### Directive:
Can you retype every record below exactly as written?

### Extracted information:
****************************************
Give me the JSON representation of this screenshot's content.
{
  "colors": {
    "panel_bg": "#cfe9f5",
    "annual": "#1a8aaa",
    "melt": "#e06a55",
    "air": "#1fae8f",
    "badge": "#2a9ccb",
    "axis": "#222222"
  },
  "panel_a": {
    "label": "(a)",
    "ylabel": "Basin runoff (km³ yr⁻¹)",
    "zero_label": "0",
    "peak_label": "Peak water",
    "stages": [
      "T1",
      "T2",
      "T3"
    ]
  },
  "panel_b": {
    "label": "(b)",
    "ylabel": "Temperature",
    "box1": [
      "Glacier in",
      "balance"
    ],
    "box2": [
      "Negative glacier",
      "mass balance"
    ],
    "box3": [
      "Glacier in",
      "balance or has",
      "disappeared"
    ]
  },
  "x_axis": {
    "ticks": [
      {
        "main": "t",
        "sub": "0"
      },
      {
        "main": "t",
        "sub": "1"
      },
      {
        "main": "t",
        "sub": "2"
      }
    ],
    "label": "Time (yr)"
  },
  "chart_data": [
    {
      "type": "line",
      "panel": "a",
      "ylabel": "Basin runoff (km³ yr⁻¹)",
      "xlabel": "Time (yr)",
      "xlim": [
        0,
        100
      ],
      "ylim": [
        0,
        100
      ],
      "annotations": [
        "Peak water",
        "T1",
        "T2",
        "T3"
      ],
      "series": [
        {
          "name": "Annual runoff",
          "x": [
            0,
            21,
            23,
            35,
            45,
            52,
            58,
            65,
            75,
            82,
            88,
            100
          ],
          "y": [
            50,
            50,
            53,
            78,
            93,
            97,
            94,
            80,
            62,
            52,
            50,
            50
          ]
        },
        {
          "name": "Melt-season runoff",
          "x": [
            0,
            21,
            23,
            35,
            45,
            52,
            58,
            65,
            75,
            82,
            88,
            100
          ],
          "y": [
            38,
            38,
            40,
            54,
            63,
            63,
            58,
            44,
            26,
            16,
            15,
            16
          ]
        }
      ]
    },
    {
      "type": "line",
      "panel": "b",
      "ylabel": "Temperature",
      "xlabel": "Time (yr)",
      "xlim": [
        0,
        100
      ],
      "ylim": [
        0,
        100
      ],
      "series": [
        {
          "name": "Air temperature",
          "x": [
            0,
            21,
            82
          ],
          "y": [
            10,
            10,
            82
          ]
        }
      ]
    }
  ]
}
****************************************
### Result:
Give me the JSON representation of this screenshot's content.
{
  "colors": {
    "panel_bg": "#cfe9f5",
    "annual": "#1a8aaa",
    "melt": "#e06a55",
    "air": "#1fae8f",
    "badge": "#2a9ccb",
    "axis": "#222222"
  },
  "panel_a": {
    "label": "(a)",
    "ylabel": "Basin runoff (km³ yr⁻¹)",
    "zero_label": "0",
    "peak_label": "Peak water",
    "stages": [
      "T1",
      "T2",
      "T3"
    ]
  },
  "panel_b": {
    "label": "(b)",
    "ylabel": "Temperature",
    "box1": [
      "Glacier in",
      "balance"
    ],
    "box2": [
      "Negative glacier",
      "mass balance"
    ],
    "box3": [
      "Glacier in",
      "balance or has",
      "disappeared"
    ]
  },
  "x_axis": {
    "ticks": [
      {
        "main": "t",
        "sub": "0"
      },
      {
        "main": "t",
        "sub": "1"
      },
      {
        "main": "t",
        "sub": "2"
      }
    ],
    "label": "Time (yr)"
  },
  "chart_data": [
    {
      "type": "line",
      "panel": "a",
      "ylabel": "Basin runoff (km³ yr⁻¹)",
      "xlabel": "Time (yr)",
      "xlim": [
        0,
        100
      ],
      "ylim": [
        0,
        100
      ],
      "annotations": [
        "Peak water",
        "T1",
        "T2",
        "T3"
      ],
      "series": [
        {
          "name": "Annual runoff",
          "x": [
            0,
            21,
            23,
            35,
            45,
            52,
            58,
            65,
            75,
            82,
            88,
            100
          ],
          "y": [
            50,
            50,
            53,
            78,
            93,
            97,
            94,
            80,
            62,
            52,
            50,
            50
          ]
        },
        {
          "name": "Melt-season runoff",
          "x": [
            0,
            21,
            23,
            35,
            45,
            52,
            58,
            65,
            75,
            82,
            88,
            100
          ],
          "y": [
            38,
            38,
            40,
            54,
            63,
            63,
            58,
            44,
            26,
            16,
            15,
            16
          ]
        }
      ]
    },
    {
      "type": "line",
      "panel": "b",
      "ylabel": "Temperature",
      "xlabel": "Time (yr)",
      "xlim": [
        0,
        100
      ],
      "ylim": [
        0,
        100
      ],
      "series": [
        {
          "name": "Air temperature",
          "x": [
            0,
            21,
            82
          ],
          "y": [
            10,
            10,
            82
          ]
        }
      ]
    }
  ]
}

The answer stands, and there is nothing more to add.